Aim of the exercise:
Collect every line below that contains the word "this".

Records for processing:

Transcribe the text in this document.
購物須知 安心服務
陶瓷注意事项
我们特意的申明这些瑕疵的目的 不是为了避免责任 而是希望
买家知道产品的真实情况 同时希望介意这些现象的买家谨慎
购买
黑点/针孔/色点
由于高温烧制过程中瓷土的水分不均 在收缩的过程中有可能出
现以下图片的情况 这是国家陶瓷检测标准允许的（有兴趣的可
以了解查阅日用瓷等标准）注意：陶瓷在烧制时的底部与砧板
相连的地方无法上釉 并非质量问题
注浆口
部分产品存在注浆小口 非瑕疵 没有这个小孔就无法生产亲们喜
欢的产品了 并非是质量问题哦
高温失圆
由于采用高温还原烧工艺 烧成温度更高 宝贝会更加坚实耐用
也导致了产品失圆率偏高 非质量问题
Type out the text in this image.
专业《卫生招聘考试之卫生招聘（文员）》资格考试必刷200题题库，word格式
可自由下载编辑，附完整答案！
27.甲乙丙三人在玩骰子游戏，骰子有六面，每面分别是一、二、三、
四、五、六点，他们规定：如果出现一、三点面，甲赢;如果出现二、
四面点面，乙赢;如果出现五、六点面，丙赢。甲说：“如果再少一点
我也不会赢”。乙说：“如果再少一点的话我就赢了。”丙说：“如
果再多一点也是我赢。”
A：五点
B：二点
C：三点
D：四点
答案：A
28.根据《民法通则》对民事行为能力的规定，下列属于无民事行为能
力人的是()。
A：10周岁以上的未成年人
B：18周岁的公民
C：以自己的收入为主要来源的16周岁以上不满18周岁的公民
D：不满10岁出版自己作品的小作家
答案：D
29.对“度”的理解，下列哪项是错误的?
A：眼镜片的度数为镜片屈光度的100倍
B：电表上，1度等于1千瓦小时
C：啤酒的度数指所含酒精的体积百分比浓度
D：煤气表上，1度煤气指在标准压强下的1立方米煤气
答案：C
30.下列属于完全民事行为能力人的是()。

Written solution:
Transcribe the text in this document.
Type out the text in this image.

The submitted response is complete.